** begin QUOTED PASSAGE **

Ten billion electrons pass a planar cross section of the wire. What is the charge of the 10 billion electrons?

Homework Equations


Q=Ne
I=dq/dt
1A=1C/s

The Attempt at a Solution


Is this as simple as using Q=Ne or not? I may be overthinking this, but this doesn't seem right.

Q = Ne
Q=(#electrons)(electron charge)
Q= (1E10)(1.6E-19)
Q = 1.6 E -9

Always state your units; chances are the question would be marked wrong without them. Otherwise, it looks OK.
 
Marcin H said:
How many Joules of energy does the battery I mention store?
Hint: If the battery delivered a current I, what power would it be delivering?
 
Doc Al said:
Hint: If the battery delivered a current I, what power would it be delivering?
Yeah I was thinking about using P=IV, but I'm not sure we can. Can we still use that if we are given current in Amp hours?
12V battery rated at 35Ah.

** end QUOTED PASSAGE **

TASK OBJECTIVE
Update the forum thread from the passage beginning with "Q = 1.6 E -9" through "I mention store?", and write that part out again with "units" replaced by "units of measure". The lines that follow come from a different source than the forum thread.

** begin STORED DATA **

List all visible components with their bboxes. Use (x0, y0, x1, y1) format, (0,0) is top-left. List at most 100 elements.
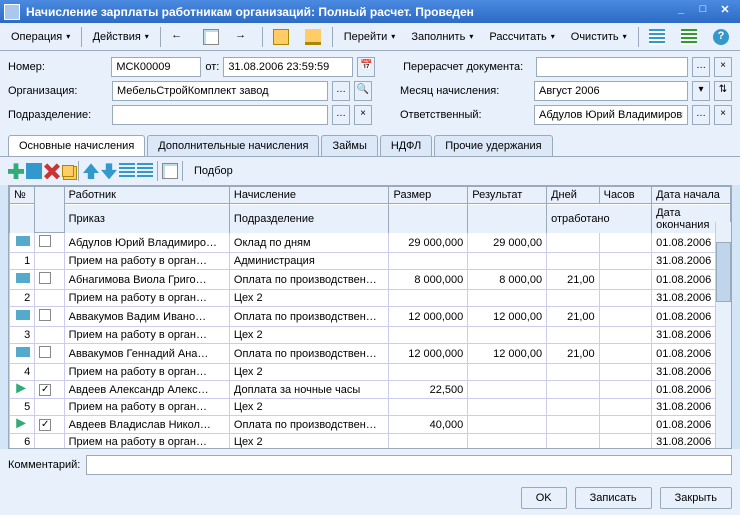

** end STORED DATA **

TASK OUTPUT
Q = 1.6 E -9

Always state your units of measure; chances are the question would be marked wrong without them. Otherwise, it looks OK.
 
Marcin H said:
How many Joules of energy does the battery I mention store?